### Exercise inputs
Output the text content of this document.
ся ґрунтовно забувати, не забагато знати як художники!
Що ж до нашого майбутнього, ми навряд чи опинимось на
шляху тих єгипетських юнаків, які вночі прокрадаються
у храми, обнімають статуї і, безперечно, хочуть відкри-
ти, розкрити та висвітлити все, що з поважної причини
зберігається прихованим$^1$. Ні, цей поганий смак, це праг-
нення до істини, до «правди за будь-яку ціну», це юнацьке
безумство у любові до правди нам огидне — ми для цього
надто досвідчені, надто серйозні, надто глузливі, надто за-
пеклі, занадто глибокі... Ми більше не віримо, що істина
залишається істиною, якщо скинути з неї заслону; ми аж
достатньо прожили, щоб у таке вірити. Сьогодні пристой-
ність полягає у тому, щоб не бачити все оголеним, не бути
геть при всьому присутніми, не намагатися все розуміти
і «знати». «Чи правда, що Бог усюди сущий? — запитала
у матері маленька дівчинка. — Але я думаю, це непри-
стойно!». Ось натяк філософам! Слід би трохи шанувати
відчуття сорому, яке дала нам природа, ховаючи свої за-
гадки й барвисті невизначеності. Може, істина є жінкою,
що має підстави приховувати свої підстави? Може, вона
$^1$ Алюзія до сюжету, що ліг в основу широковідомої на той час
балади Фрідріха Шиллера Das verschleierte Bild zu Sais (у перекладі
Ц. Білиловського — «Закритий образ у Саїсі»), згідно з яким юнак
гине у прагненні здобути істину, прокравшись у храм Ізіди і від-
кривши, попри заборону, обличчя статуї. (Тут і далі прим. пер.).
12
######
Directions: Tally the lines containing "Може". Provide the number without any other words.

Correct result: 2